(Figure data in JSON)

-------------------------

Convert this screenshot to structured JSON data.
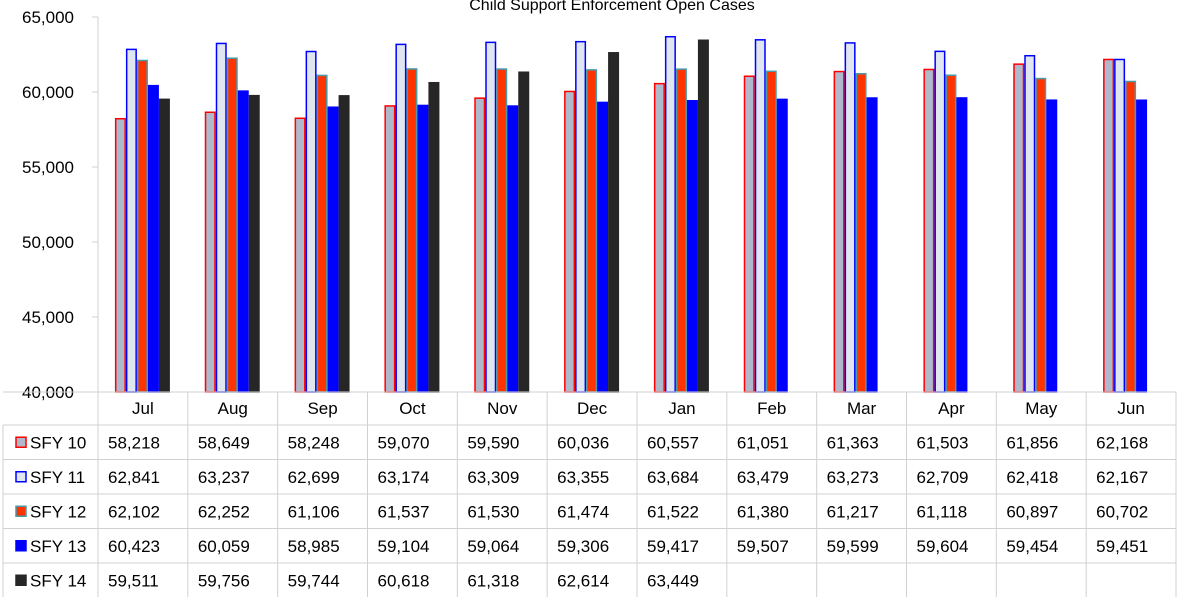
{
  "chart_data": {
    "type": "bar",
    "title": "Child Support Enforcement Open Cases",
    "xlabel": "",
    "ylabel": "",
    "ylim": [
      40000,
      65000
    ],
    "yticks": [
      "40,000",
      "45,000",
      "50,000",
      "55,000",
      "60,000",
      "65,000"
    ],
    "ytick_values": [
      40000,
      45000,
      50000,
      55000,
      60000,
      65000
    ],
    "categories": [
      "Jul",
      "Aug",
      "Sep",
      "Oct",
      "Nov",
      "Dec",
      "Jan",
      "Feb",
      "Mar",
      "Apr",
      "May",
      "Jun"
    ],
    "grid": false,
    "legend": "data-table",
    "series": [
      {
        "name": "SFY 10",
        "fill": "#b0b8cc",
        "stroke": "#ff0000",
        "values": [
          58218,
          58649,
          58248,
          59070,
          59590,
          60036,
          60557,
          61051,
          61363,
          61503,
          61856,
          62168
        ],
        "labels": [
          "58,218",
          "58,649",
          "58,248",
          "59,070",
          "59,590",
          "60,036",
          "60,557",
          "61,051",
          "61,363",
          "61,503",
          "61,856",
          "62,168"
        ]
      },
      {
        "name": "SFY 11",
        "fill": "#dfe6f0",
        "stroke": "#0000ff",
        "values": [
          62841,
          63237,
          62699,
          63174,
          63309,
          63355,
          63684,
          63479,
          63273,
          62709,
          62418,
          62167
        ],
        "labels": [
          "62,841",
          "63,237",
          "62,699",
          "63,174",
          "63,309",
          "63,355",
          "63,684",
          "63,479",
          "63,273",
          "62,709",
          "62,418",
          "62,167"
        ]
      },
      {
        "name": "SFY 12",
        "fill": "#ff3300",
        "stroke": "#4a9aa8",
        "values": [
          62102,
          62252,
          61106,
          61537,
          61530,
          61474,
          61522,
          61380,
          61217,
          61118,
          60897,
          60702
        ],
        "labels": [
          "62,102",
          "62,252",
          "61,106",
          "61,537",
          "61,530",
          "61,474",
          "61,522",
          "61,380",
          "61,217",
          "61,118",
          "60,897",
          "60,702"
        ]
      },
      {
        "name": "SFY 13",
        "fill": "#0000ff",
        "stroke": "#0000ff",
        "values": [
          60423,
          60059,
          58985,
          59104,
          59064,
          59306,
          59417,
          59507,
          59599,
          59604,
          59454,
          59451
        ],
        "labels": [
          "60,423",
          "60,059",
          "58,985",
          "59,104",
          "59,064",
          "59,306",
          "59,417",
          "59,507",
          "59,599",
          "59,604",
          "59,454",
          "59,451"
        ]
      },
      {
        "name": "SFY 14",
        "fill": "#262626",
        "stroke": "#262626",
        "values": [
          59511,
          59756,
          59744,
          60618,
          61318,
          62614,
          63449,
          null,
          null,
          null,
          null,
          null
        ],
        "labels": [
          "59,511",
          "59,756",
          "59,744",
          "60,618",
          "61,318",
          "62,614",
          "63,449",
          "",
          "",
          "",
          "",
          ""
        ]
      }
    ]
  }
}
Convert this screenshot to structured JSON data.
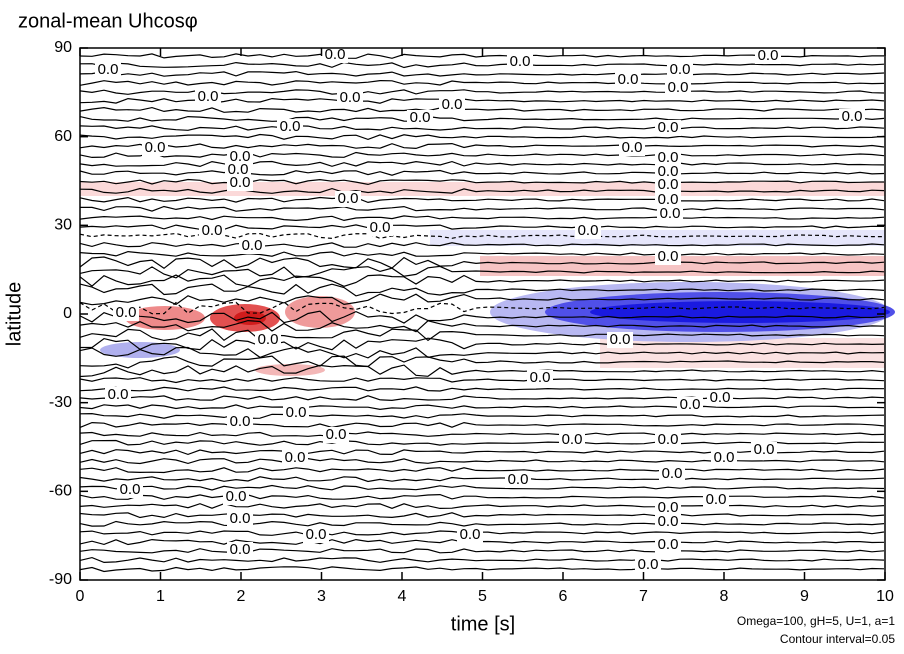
{
  "chart_data": {
    "type": "contour",
    "title": "zonal-mean Uhcosφ",
    "x_label": "time [s]",
    "y_label": "latitude",
    "annotations": [
      "Omega=100, gH=5, U=1, a=1",
      "Contour interval=0.05"
    ],
    "xlim": [
      0,
      10
    ],
    "xticks": [
      0,
      1,
      2,
      3,
      4,
      5,
      6,
      7,
      8,
      9,
      10
    ],
    "ylim": [
      -90,
      90
    ],
    "yticks": [
      90,
      60,
      30,
      0,
      -30,
      -60,
      -90
    ],
    "contour_labels": [
      "0.0",
      "0.0",
      "0.0",
      "0.0",
      "0.0",
      "0.0",
      "0.0",
      "0.0",
      "0.0",
      "0.0",
      "0.0",
      "0.0",
      "0.0",
      "0.0",
      "0.0",
      "0.0",
      "0.0",
      "0.0",
      "0.0",
      "0.0",
      "0.0",
      "0.0",
      "0.0",
      "0.0",
      "0.0",
      "0.0",
      "0.0",
      "0.0",
      "0.0",
      "0.0",
      "0.0",
      "0.0",
      "0.0",
      "0.0",
      "0.0",
      "0.0",
      "0.0",
      "0.0",
      "0.0",
      "0.0",
      "0.0",
      "0.0",
      "0.0",
      "0.0",
      "0.0",
      "0.0",
      "0.0",
      "0.0",
      "0.0",
      "0.0",
      "0.0",
      "0.0",
      "0.0",
      "0.0",
      "0.0",
      "0.0",
      "0.0",
      "0.0"
    ]
  }
}
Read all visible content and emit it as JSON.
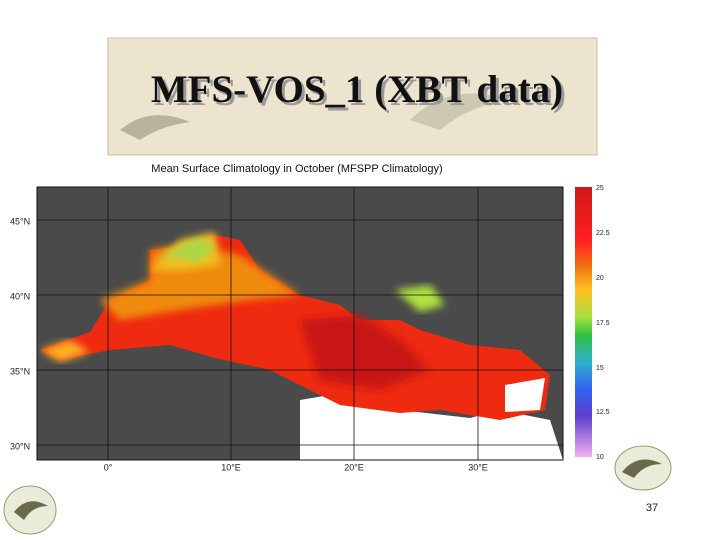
{
  "slide": {
    "title": "MFS-VOS_1 (XBT data)",
    "page_number": "37"
  },
  "map": {
    "title": "Mean Surface Climatology in October (MFSPP Climatology)",
    "latitude_labels": [
      "45°N",
      "40°N",
      "35°N",
      "30°N"
    ],
    "longitude_labels": [
      "0°",
      "10°E",
      "20°E",
      "30°E"
    ],
    "colorbar_labels": [
      "25",
      "22.5",
      "20",
      "17.5",
      "15",
      "12.5",
      "10"
    ]
  }
}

-------------------------

**INSTRUCTIONS FOR THE TASK**
Reproduce the lines of the listing exactly, starting at the one that contains "Read all visible content and emit it as JSON." and continuing through the final line, but leave out the pictures.

**RESPONSE TO THIS EXERCISE**
Read all visible content and emit it as JSON.
{
  "slide": {
    "title": "MFS-VOS_1 (XBT data)",
    "page_number": "37"
  },
  "map": {
    "title": "Mean Surface Climatology in October (MFSPP Climatology)",
    "latitude_labels": [
      "45°N",
      "40°N",
      "35°N",
      "30°N"
    ],
    "longitude_labels": [
      "0°",
      "10°E",
      "20°E",
      "30°E"
    ],
    "colorbar_labels": [
      "25",
      "22.5",
      "20",
      "17.5",
      "15",
      "12.5",
      "10"
    ]
  }
}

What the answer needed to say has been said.